Copy out the listing that follows, exactly, without its pictures.

─── Listing ───

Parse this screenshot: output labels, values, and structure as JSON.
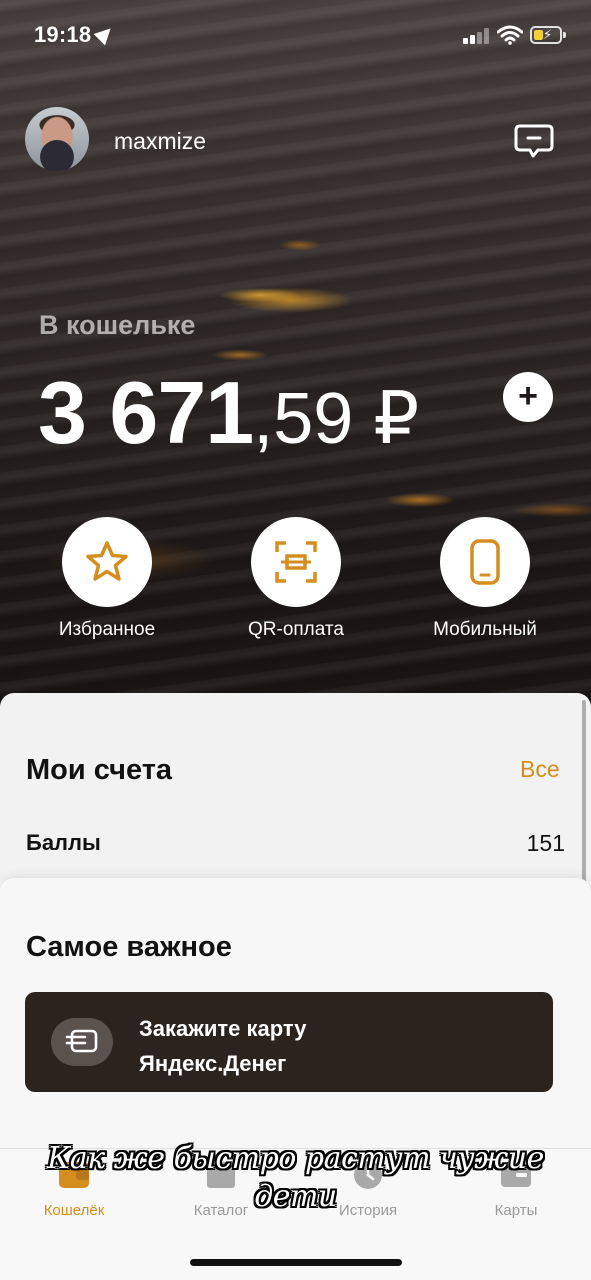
{
  "status_bar": {
    "time": "19:18",
    "icons": [
      "location-arrow-icon",
      "signal-icon",
      "wifi-icon",
      "battery-charging-icon"
    ]
  },
  "header": {
    "username": "maxmize",
    "avatar": "avatar",
    "chat_icon": "chat-bubble-icon"
  },
  "wallet": {
    "label": "В кошельке",
    "balance_whole": "3 671",
    "balance_fraction": ",59 ₽",
    "topup_symbol": "+"
  },
  "quick_actions": [
    {
      "label": "Избранное",
      "icon": "star-icon"
    },
    {
      "label": "QR-оплата",
      "icon": "qr-scan-icon"
    },
    {
      "label": "Мобильный",
      "icon": "phone-icon"
    }
  ],
  "accounts": {
    "title": "Мои счета",
    "all_link": "Все",
    "rows": [
      {
        "label": "Баллы",
        "value": "151"
      }
    ]
  },
  "important": {
    "title": "Самое важное",
    "promo": {
      "line1": "Закажите карту",
      "line2": "Яндекс.Денег",
      "icon": "card-icon"
    }
  },
  "tabbar": {
    "tabs": [
      {
        "label": "Кошелёк",
        "icon": "wallet-icon",
        "active": true
      },
      {
        "label": "Каталог",
        "icon": "catalog-icon",
        "active": false
      },
      {
        "label": "История",
        "icon": "clock-icon",
        "active": false
      },
      {
        "label": "Карты",
        "icon": "cards-icon",
        "active": false
      }
    ]
  },
  "caption": {
    "text": "Как же быстро растут чужие дети"
  },
  "colors": {
    "accent": "#d38e1f",
    "promo_bg": "#2b231e",
    "sheet_bg": "#f2f2f2"
  }
}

───

- **Reply to the exercise**:
Parse this screenshot: output labels, values, and structure as JSON.
{
  "status_bar": {
    "time": "19:18",
    "icons": [
      "location-arrow-icon",
      "signal-icon",
      "wifi-icon",
      "battery-charging-icon"
    ]
  },
  "header": {
    "username": "maxmize",
    "avatar": "avatar",
    "chat_icon": "chat-bubble-icon"
  },
  "wallet": {
    "label": "В кошельке",
    "balance_whole": "3 671",
    "balance_fraction": ",59 ₽",
    "topup_symbol": "+"
  },
  "quick_actions": [
    {
      "label": "Избранное",
      "icon": "star-icon"
    },
    {
      "label": "QR-оплата",
      "icon": "qr-scan-icon"
    },
    {
      "label": "Мобильный",
      "icon": "phone-icon"
    }
  ],
  "accounts": {
    "title": "Мои счета",
    "all_link": "Все",
    "rows": [
      {
        "label": "Баллы",
        "value": "151"
      }
    ]
  },
  "important": {
    "title": "Самое важное",
    "promo": {
      "line1": "Закажите карту",
      "line2": "Яндекс.Денег",
      "icon": "card-icon"
    }
  },
  "tabbar": {
    "tabs": [
      {
        "label": "Кошелёк",
        "icon": "wallet-icon",
        "active": true
      },
      {
        "label": "Каталог",
        "icon": "catalog-icon",
        "active": false
      },
      {
        "label": "История",
        "icon": "clock-icon",
        "active": false
      },
      {
        "label": "Карты",
        "icon": "cards-icon",
        "active": false
      }
    ]
  },
  "caption": {
    "text": "Как же быстро растут чужие дети"
  },
  "colors": {
    "accent": "#d38e1f",
    "promo_bg": "#2b231e",
    "sheet_bg": "#f2f2f2"
  }
}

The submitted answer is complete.